## [Exercise task]
Reproduce everything from the start of the material down to the line containing "2, 688, 24]", with both ends included.

— START —

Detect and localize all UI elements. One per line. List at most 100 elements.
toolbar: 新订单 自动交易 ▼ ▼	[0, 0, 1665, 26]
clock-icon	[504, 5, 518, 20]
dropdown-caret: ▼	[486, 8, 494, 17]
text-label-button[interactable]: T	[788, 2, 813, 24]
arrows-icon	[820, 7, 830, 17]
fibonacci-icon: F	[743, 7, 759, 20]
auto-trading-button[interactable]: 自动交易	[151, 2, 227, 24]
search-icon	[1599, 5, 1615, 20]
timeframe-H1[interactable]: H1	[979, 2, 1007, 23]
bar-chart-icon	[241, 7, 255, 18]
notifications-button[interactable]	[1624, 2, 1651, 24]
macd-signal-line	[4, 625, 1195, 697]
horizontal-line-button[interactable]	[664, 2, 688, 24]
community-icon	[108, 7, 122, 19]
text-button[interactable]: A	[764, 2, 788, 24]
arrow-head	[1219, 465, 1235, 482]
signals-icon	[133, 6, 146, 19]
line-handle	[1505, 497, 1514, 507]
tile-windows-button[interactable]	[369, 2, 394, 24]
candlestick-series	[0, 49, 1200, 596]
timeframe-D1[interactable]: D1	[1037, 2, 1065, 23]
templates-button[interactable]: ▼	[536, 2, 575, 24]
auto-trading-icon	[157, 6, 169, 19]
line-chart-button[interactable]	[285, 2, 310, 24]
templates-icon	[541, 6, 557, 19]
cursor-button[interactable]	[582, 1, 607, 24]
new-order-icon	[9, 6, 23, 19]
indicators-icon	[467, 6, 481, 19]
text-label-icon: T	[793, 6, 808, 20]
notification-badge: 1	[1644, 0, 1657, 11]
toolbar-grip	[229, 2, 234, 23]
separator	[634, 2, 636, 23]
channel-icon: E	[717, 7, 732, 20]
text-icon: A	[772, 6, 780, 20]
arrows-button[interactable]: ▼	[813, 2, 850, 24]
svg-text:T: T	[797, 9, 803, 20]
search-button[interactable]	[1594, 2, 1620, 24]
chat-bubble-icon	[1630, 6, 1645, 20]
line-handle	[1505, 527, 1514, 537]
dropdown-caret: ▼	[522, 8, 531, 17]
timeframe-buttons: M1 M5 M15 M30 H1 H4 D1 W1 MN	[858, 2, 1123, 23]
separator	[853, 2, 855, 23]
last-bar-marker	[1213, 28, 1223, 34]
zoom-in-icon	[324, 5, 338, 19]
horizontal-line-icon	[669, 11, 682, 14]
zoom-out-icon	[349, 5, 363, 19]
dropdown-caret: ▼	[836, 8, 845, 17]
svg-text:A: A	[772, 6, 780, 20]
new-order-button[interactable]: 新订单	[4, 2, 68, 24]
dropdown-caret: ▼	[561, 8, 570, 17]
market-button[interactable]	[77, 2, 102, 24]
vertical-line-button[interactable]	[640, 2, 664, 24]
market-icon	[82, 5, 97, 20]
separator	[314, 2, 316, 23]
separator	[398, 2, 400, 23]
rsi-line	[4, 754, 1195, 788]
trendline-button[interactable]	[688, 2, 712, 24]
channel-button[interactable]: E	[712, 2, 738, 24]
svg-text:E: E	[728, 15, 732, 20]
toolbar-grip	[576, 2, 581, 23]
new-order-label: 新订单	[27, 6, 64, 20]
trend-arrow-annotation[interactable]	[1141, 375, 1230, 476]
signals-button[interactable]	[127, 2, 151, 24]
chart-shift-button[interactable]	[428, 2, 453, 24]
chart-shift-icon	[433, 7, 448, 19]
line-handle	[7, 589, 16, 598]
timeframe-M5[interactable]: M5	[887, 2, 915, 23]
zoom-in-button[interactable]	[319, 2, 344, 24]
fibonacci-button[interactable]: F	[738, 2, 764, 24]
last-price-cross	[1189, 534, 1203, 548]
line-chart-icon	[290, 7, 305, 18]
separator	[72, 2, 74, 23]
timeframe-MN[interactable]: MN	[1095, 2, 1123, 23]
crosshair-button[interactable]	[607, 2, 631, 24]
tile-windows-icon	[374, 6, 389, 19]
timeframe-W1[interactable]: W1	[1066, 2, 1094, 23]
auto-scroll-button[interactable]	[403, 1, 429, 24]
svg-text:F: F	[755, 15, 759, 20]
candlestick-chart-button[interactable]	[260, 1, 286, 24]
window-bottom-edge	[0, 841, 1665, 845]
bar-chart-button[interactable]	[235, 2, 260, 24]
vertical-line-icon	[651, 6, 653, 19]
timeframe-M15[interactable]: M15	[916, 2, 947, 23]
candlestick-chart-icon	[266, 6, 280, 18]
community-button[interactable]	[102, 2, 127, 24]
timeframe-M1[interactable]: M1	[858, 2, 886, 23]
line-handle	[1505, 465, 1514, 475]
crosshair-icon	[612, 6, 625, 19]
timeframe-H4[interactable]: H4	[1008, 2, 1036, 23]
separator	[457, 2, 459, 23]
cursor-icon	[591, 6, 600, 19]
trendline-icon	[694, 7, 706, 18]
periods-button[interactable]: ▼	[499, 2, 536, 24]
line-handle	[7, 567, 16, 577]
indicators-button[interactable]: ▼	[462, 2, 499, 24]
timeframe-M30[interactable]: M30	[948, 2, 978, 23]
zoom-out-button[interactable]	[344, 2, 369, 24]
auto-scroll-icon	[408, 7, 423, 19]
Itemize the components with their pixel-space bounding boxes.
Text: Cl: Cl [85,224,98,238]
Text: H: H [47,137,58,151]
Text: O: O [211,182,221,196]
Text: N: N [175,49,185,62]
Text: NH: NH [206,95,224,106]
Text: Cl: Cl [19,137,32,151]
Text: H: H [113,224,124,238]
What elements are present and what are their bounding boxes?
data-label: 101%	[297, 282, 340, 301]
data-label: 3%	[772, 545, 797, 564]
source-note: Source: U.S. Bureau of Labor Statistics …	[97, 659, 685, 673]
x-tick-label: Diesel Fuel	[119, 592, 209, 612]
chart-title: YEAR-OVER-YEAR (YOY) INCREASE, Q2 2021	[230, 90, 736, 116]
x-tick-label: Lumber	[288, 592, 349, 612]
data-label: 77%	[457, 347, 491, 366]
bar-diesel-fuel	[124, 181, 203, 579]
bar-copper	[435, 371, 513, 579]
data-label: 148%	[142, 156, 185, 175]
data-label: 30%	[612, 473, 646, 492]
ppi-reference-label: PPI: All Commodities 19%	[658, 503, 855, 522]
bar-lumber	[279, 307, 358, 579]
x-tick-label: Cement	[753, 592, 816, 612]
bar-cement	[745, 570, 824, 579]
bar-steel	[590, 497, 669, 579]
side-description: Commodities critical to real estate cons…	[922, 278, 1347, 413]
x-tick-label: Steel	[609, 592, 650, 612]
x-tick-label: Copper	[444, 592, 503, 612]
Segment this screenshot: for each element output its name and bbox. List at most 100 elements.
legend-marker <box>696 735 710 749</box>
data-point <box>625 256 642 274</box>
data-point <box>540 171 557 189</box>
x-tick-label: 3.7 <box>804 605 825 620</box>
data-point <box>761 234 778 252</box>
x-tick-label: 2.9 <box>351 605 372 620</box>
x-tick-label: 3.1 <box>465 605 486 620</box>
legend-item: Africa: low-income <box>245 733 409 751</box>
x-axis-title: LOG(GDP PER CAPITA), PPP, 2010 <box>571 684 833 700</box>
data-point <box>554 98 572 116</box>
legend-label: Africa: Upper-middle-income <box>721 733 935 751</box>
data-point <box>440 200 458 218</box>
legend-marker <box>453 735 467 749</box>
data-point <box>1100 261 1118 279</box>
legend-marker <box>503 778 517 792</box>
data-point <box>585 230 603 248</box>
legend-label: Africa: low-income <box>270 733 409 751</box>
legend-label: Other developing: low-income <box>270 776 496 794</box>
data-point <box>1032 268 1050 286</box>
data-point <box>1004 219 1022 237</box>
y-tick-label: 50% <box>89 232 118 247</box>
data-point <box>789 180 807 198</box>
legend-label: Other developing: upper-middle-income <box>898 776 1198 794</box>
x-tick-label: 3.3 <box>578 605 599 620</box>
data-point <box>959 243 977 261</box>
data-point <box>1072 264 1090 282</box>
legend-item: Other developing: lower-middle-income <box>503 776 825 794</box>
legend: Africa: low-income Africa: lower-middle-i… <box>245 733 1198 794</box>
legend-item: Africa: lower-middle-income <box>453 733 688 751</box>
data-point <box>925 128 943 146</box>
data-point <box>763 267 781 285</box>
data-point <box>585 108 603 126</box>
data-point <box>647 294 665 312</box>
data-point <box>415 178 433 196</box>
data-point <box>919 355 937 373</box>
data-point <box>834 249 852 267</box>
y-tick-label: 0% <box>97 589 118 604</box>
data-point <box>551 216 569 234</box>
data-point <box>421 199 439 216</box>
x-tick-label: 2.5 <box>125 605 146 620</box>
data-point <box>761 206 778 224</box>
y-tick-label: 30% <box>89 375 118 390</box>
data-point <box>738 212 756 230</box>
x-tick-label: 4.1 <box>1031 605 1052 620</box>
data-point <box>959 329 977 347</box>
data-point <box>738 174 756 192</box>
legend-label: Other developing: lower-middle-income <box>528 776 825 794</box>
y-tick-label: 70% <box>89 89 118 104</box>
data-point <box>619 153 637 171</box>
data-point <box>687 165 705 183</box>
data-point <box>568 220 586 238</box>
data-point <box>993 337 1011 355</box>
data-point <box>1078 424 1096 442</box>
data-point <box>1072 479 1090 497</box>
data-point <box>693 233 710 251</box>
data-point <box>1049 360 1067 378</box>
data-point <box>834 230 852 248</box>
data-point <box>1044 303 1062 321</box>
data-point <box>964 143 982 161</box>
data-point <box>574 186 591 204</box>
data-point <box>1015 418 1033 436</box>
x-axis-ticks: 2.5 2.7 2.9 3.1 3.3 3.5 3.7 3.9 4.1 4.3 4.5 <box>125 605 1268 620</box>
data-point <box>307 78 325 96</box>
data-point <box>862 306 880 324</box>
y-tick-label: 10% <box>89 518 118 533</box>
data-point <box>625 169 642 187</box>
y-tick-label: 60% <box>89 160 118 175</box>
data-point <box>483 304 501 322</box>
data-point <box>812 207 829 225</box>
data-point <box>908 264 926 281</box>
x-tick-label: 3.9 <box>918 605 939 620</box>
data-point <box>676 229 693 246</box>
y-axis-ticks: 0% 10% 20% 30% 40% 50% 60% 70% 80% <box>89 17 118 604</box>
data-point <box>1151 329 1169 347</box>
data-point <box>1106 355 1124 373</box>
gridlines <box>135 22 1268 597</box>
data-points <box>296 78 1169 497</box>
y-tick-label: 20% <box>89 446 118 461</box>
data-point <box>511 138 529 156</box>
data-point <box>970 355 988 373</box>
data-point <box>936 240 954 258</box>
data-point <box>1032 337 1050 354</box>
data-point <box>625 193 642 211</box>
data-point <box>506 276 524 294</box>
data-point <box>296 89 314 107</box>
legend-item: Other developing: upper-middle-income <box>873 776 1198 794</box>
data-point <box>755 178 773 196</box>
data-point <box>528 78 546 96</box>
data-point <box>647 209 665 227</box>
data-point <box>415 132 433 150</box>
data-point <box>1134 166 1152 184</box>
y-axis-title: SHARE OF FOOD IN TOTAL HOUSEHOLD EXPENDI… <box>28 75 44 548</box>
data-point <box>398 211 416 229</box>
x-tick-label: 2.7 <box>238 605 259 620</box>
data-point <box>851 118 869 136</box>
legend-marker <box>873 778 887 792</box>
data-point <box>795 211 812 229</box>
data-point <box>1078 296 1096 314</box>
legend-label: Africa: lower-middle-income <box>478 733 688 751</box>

— END —

## [Result for this task]
Detect and localize all UI elements. One per line. List at most 100 elements.
toolbar: 新订单 自动交易 ▼ ▼	[0, 0, 1665, 26]
clock-icon	[504, 5, 518, 20]
dropdown-caret: ▼	[486, 8, 494, 17]
text-label-button[interactable]: T	[788, 2, 813, 24]
arrows-icon	[820, 7, 830, 17]
fibonacci-icon: F	[743, 7, 759, 20]
auto-trading-button[interactable]: 自动交易	[151, 2, 227, 24]
search-icon	[1599, 5, 1615, 20]
timeframe-H1[interactable]: H1	[979, 2, 1007, 23]
bar-chart-icon	[241, 7, 255, 18]
notifications-button[interactable]	[1624, 2, 1651, 24]
macd-signal-line	[4, 625, 1195, 697]
horizontal-line-button[interactable]	[664, 2, 688, 24]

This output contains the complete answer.